STATED TASK: Repeat each entry as written, dropping any picture you find.

SUPPLIED MATERIAL:
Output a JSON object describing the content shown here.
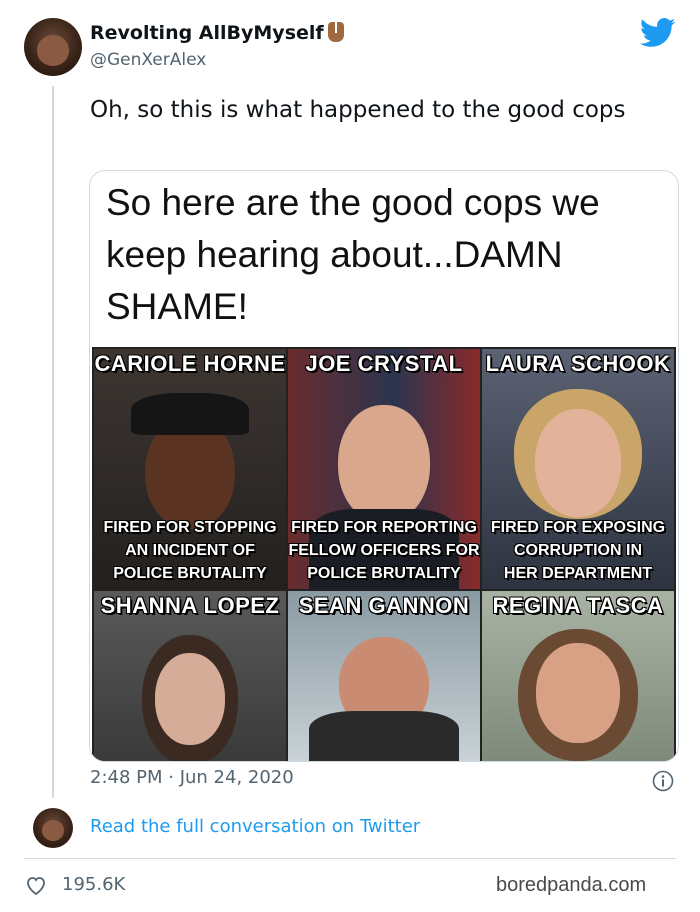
{
  "author": {
    "display_name": "Revolting AllByMyself",
    "handle": "@GenXerAlex"
  },
  "tweet": {
    "text": "Oh, so this is what happened to the good cops",
    "timestamp": "2:48 PM · Jun 24, 2020",
    "likes": "195.6K"
  },
  "image": {
    "caption": "So here are the good cops we keep hearing about...DAMN SHAME!",
    "panels": [
      {
        "name": "CARIOLE HORNE",
        "description": "FIRED FOR STOPPING\nAN INCIDENT OF\nPOLICE BRUTALITY"
      },
      {
        "name": "JOE CRYSTAL",
        "description": "FIRED FOR REPORTING\nFELLOW OFFICERS FOR\nPOLICE BRUTALITY"
      },
      {
        "name": "LAURA SCHOOK",
        "description": "FIRED FOR EXPOSING\nCORRUPTION IN\nHER DEPARTMENT"
      },
      {
        "name": "SHANNA LOPEZ",
        "description": ""
      },
      {
        "name": "SEAN GANNON",
        "description": ""
      },
      {
        "name": "REGINA TASCA",
        "description": ""
      }
    ]
  },
  "footer": {
    "read_link": "Read the full conversation on Twitter",
    "watermark": "boredpanda.com"
  },
  "icons": {
    "twitter_logo": "twitter-bird-icon",
    "info": "info-icon",
    "like": "heart-icon",
    "emoji": "vulcan-salute-icon"
  },
  "colors": {
    "accent": "#1d9bf0",
    "muted": "#536471",
    "border": "#cfd9de"
  }
}
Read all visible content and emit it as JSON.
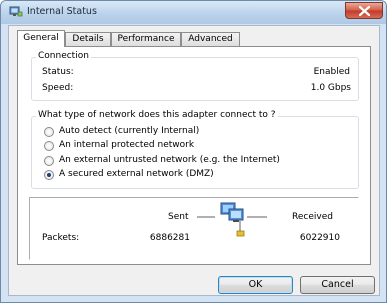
{
  "window": {
    "title": "Internal Status"
  },
  "tabs": [
    {
      "label": "General"
    },
    {
      "label": "Details"
    },
    {
      "label": "Performance"
    },
    {
      "label": "Advanced"
    }
  ],
  "connection": {
    "title": "Connection",
    "status_label": "Status:",
    "status_value": "Enabled",
    "speed_label": "Speed:",
    "speed_value": "1.0 Gbps"
  },
  "network_type": {
    "question": "What type of network does this adapter connect to ?",
    "options": [
      {
        "label": "Auto detect (currently Internal)",
        "checked": false
      },
      {
        "label": "An internal protected network",
        "checked": false
      },
      {
        "label": "An external untrusted network (e.g. the Internet)",
        "checked": false
      },
      {
        "label": "A secured external network (DMZ)",
        "checked": true
      }
    ]
  },
  "activity": {
    "sent_label": "Sent",
    "received_label": "Received",
    "packets_label": "Packets:",
    "packets_sent": "6886281",
    "packets_received": "6022910"
  },
  "buttons": {
    "ok": "OK",
    "cancel": "Cancel"
  },
  "icons": {
    "title": "network-adapter-icon",
    "close": "close-x-icon",
    "activity": "network-computers-icon"
  }
}
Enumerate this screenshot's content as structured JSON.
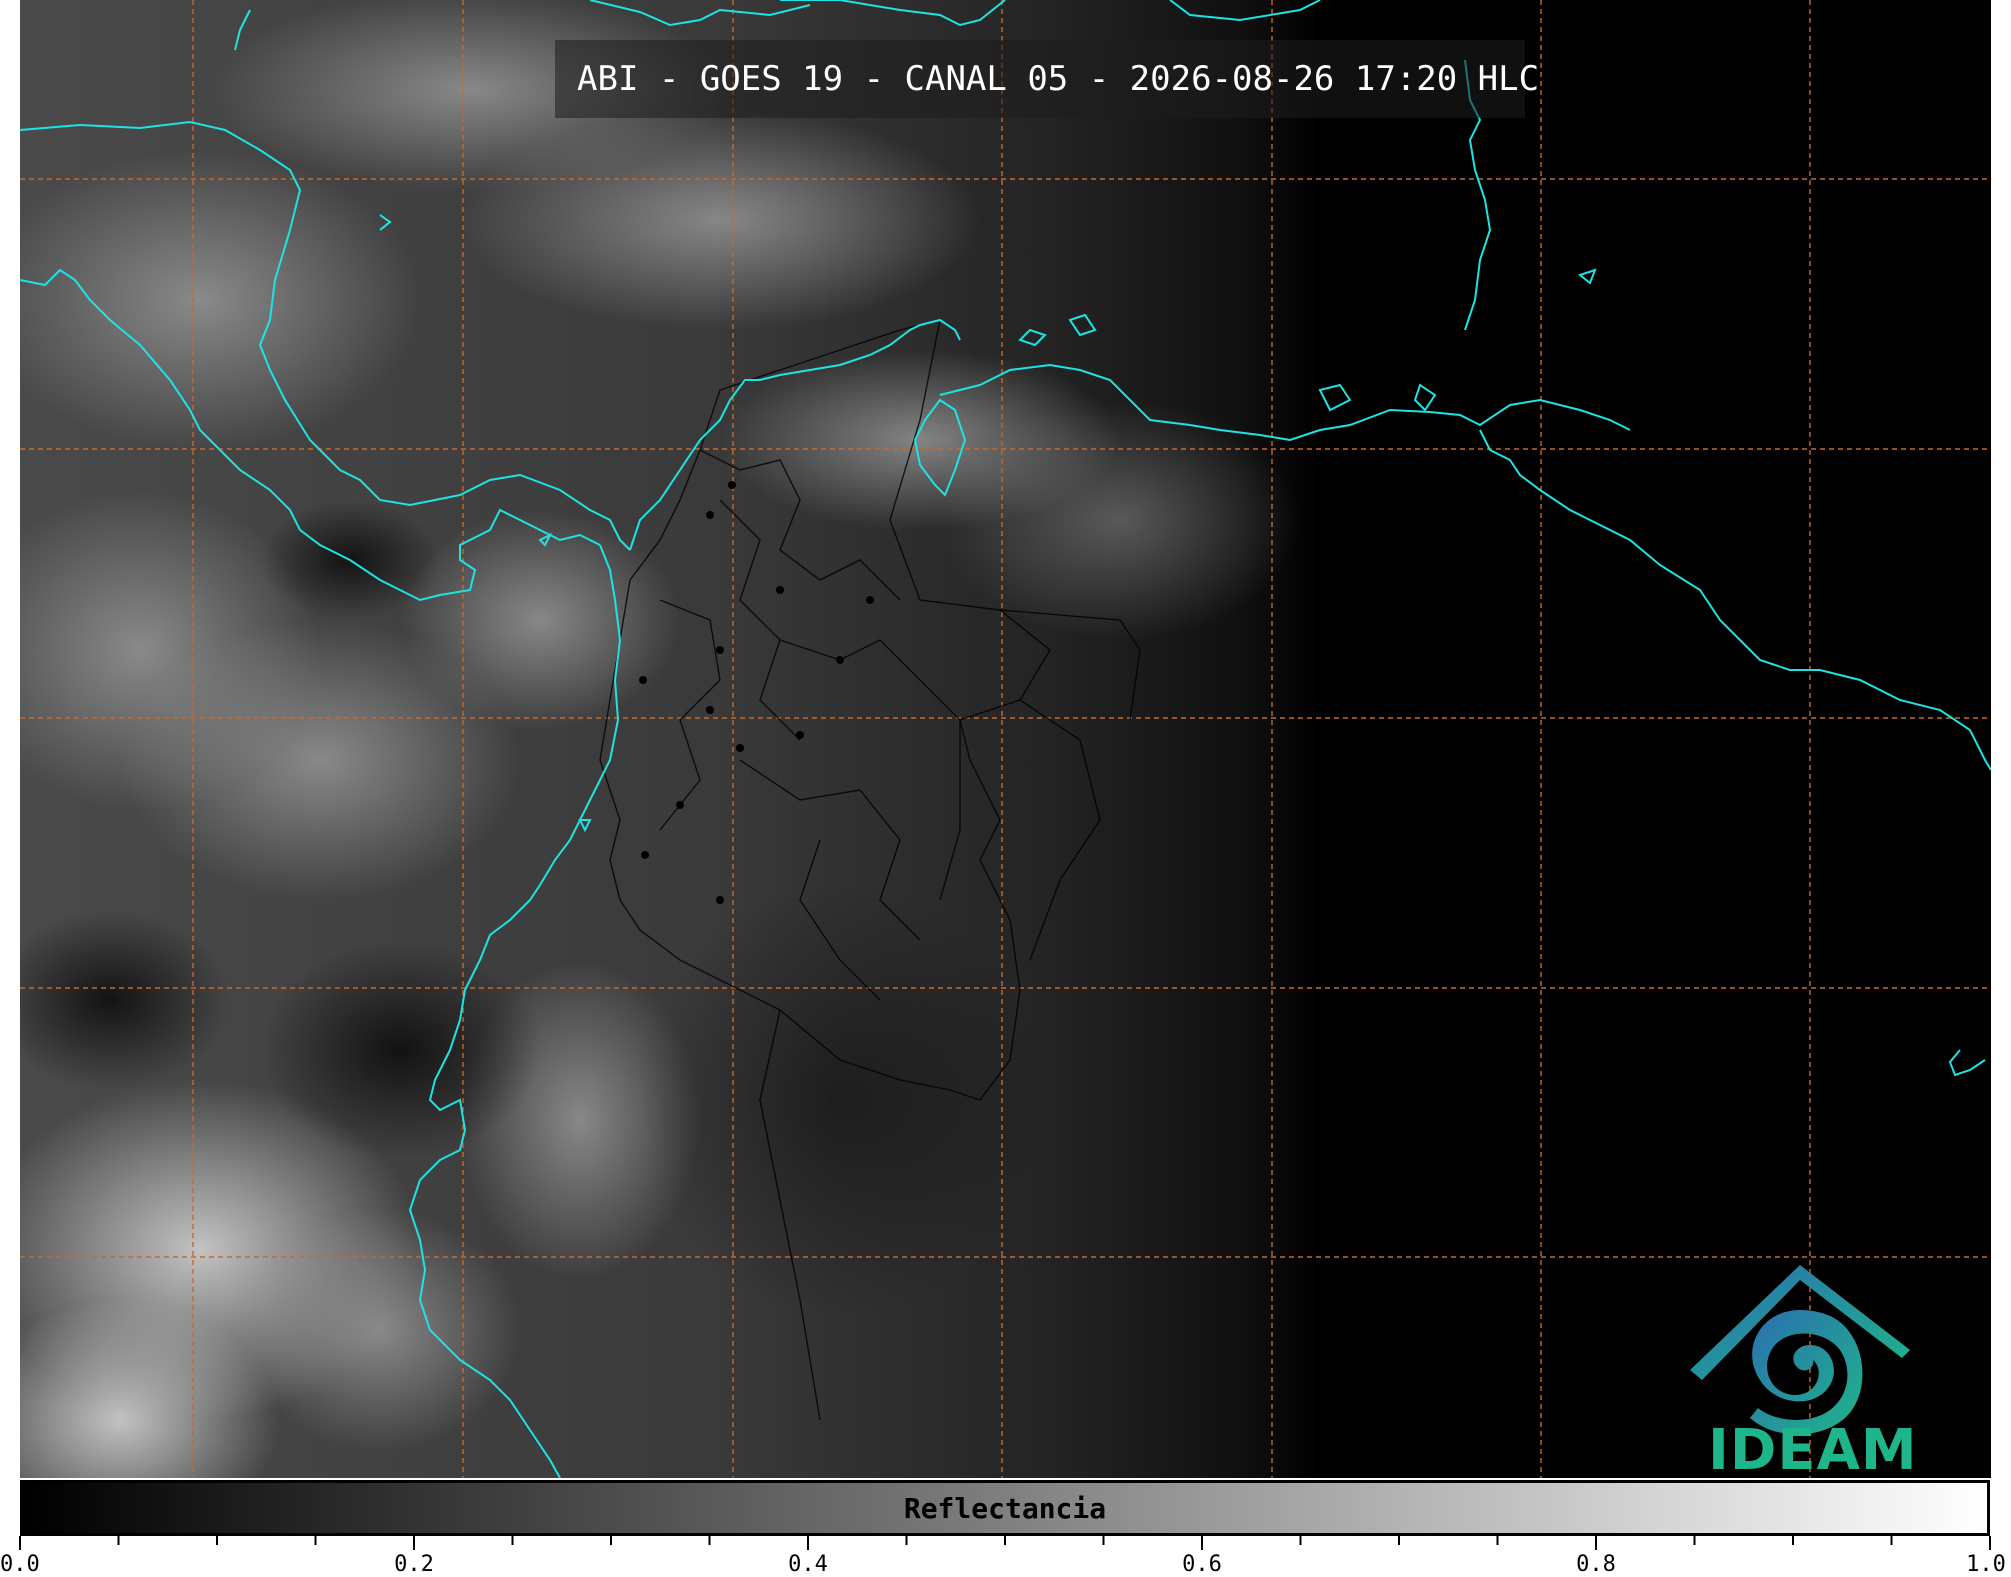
{
  "title": "ABI - GOES 19 - CANAL 05 - 2026-08-26 17:20 HLC",
  "logo_text": "IDEAM",
  "colorbar": {
    "label": "Reflectancia",
    "min": 0.0,
    "max": 1.0,
    "ticks": [
      "0.0",
      "0.2",
      "0.4",
      "0.6",
      "0.8",
      "1.0"
    ],
    "color_low": "#000000",
    "color_high": "#ffffff"
  },
  "colors": {
    "coastline": "#1ee3e3",
    "grid": "#c86a28",
    "borders": "#000000",
    "logo_blue": "#2a6fb0",
    "logo_teal": "#1fb58a"
  }
}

FULL RESPONSE:
Output a JSON object describing the content shown here.
{
  "author": {
    "display_name": "Revolting AllByMyself",
    "handle": "@GenXerAlex"
  },
  "tweet": {
    "text": "Oh, so this is what happened to the good cops",
    "timestamp": "2:48 PM · Jun 24, 2020",
    "likes": "195.6K"
  },
  "image": {
    "caption": "So here are the good cops we keep hearing about...DAMN SHAME!",
    "panels": [
      {
        "name": "CARIOLE HORNE",
        "description": "FIRED FOR STOPPING\nAN INCIDENT OF\nPOLICE BRUTALITY"
      },
      {
        "name": "JOE CRYSTAL",
        "description": "FIRED FOR REPORTING\nFELLOW OFFICERS FOR\nPOLICE BRUTALITY"
      },
      {
        "name": "LAURA SCHOOK",
        "description": "FIRED FOR EXPOSING\nCORRUPTION IN\nHER DEPARTMENT"
      },
      {
        "name": "SHANNA LOPEZ",
        "description": ""
      },
      {
        "name": "SEAN GANNON",
        "description": ""
      },
      {
        "name": "REGINA TASCA",
        "description": ""
      }
    ]
  },
  "footer": {
    "read_link": "Read the full conversation on Twitter",
    "watermark": "boredpanda.com"
  },
  "icons": {
    "twitter_logo": "twitter-bird-icon",
    "info": "info-icon",
    "like": "heart-icon",
    "emoji": "vulcan-salute-icon"
  },
  "colors": {
    "accent": "#1d9bf0",
    "muted": "#536471",
    "border": "#cfd9de"
  }
}
Read all visible content and emit it as JSON.
{
  "window": {
    "title": "Internal Status"
  },
  "tabs": [
    {
      "label": "General"
    },
    {
      "label": "Details"
    },
    {
      "label": "Performance"
    },
    {
      "label": "Advanced"
    }
  ],
  "connection": {
    "title": "Connection",
    "status_label": "Status:",
    "status_value": "Enabled",
    "speed_label": "Speed:",
    "speed_value": "1.0 Gbps"
  },
  "network_type": {
    "question": "What type of network does this adapter connect to ?",
    "options": [
      {
        "label": "Auto detect (currently Internal)",
        "checked": false
      },
      {
        "label": "An internal protected network",
        "checked": false
      },
      {
        "label": "An external untrusted network (e.g. the Internet)",
        "checked": false
      },
      {
        "label": "A secured external network (DMZ)",
        "checked": true
      }
    ]
  },
  "activity": {
    "sent_label": "Sent",
    "received_label": "Received",
    "packets_label": "Packets:",
    "packets_sent": "6886281",
    "packets_received": "6022910"
  },
  "buttons": {
    "ok": "OK",
    "cancel": "Cancel"
  },
  "icons": {
    "title": "network-adapter-icon",
    "close": "close-x-icon",
    "activity": "network-computers-icon"
  }
}
Enumerate this screenshot's content as structured JSON.
{
  "title": "ABI - GOES 19 - CANAL 05 - 2026-08-26 17:20 HLC",
  "logo_text": "IDEAM",
  "colorbar": {
    "label": "Reflectancia",
    "min": 0.0,
    "max": 1.0,
    "ticks": [
      "0.0",
      "0.2",
      "0.4",
      "0.6",
      "0.8",
      "1.0"
    ],
    "color_low": "#000000",
    "color_high": "#ffffff"
  },
  "colors": {
    "coastline": "#1ee3e3",
    "grid": "#c86a28",
    "borders": "#000000",
    "logo_blue": "#2a6fb0",
    "logo_teal": "#1fb58a"
  }
}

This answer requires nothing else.